* START *

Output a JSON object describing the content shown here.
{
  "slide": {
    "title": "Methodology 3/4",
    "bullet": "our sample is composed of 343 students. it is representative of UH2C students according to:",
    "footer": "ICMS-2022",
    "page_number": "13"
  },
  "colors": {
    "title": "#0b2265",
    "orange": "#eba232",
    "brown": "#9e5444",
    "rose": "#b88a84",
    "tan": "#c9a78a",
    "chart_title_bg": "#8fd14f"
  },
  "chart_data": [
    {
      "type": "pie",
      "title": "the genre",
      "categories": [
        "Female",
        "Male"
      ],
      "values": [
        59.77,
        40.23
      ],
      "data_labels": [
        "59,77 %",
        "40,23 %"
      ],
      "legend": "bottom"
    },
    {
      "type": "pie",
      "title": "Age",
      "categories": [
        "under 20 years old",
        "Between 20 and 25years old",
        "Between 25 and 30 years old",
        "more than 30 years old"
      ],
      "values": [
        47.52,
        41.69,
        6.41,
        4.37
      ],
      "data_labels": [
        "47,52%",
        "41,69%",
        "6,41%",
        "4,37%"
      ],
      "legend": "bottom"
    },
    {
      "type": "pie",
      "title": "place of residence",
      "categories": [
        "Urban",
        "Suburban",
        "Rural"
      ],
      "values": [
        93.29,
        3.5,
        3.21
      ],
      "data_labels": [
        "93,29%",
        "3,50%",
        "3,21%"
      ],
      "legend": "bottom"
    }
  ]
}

* END *

What is required >> Using the data above, print every record exactly as shown.

Complete answer >>
Output a JSON object describing the content shown here.
{
  "slide": {
    "title": "Methodology 3/4",
    "bullet": "our sample is composed of 343 students. it is representative of UH2C students according to:",
    "footer": "ICMS-2022",
    "page_number": "13"
  },
  "colors": {
    "title": "#0b2265",
    "orange": "#eba232",
    "brown": "#9e5444",
    "rose": "#b88a84",
    "tan": "#c9a78a",
    "chart_title_bg": "#8fd14f"
  },
  "chart_data": [
    {
      "type": "pie",
      "title": "the genre",
      "categories": [
        "Female",
        "Male"
      ],
      "values": [
        59.77,
        40.23
      ],
      "data_labels": [
        "59,77 %",
        "40,23 %"
      ],
      "legend": "bottom"
    },
    {
      "type": "pie",
      "title": "Age",
      "categories": [
        "under 20 years old",
        "Between 20 and 25years old",
        "Between 25 and 30 years old",
        "more than 30 years old"
      ],
      "values": [
        47.52,
        41.69,
        6.41,
        4.37
      ],
      "data_labels": [
        "47,52%",
        "41,69%",
        "6,41%",
        "4,37%"
      ],
      "legend": "bottom"
    },
    {
      "type": "pie",
      "title": "place of residence",
      "categories": [
        "Urban",
        "Suburban",
        "Rural"
      ],
      "values": [
        93.29,
        3.5,
        3.21
      ],
      "data_labels": [
        "93,29%",
        "3,50%",
        "3,21%"
      ],
      "legend": "bottom"
    }
  ]
}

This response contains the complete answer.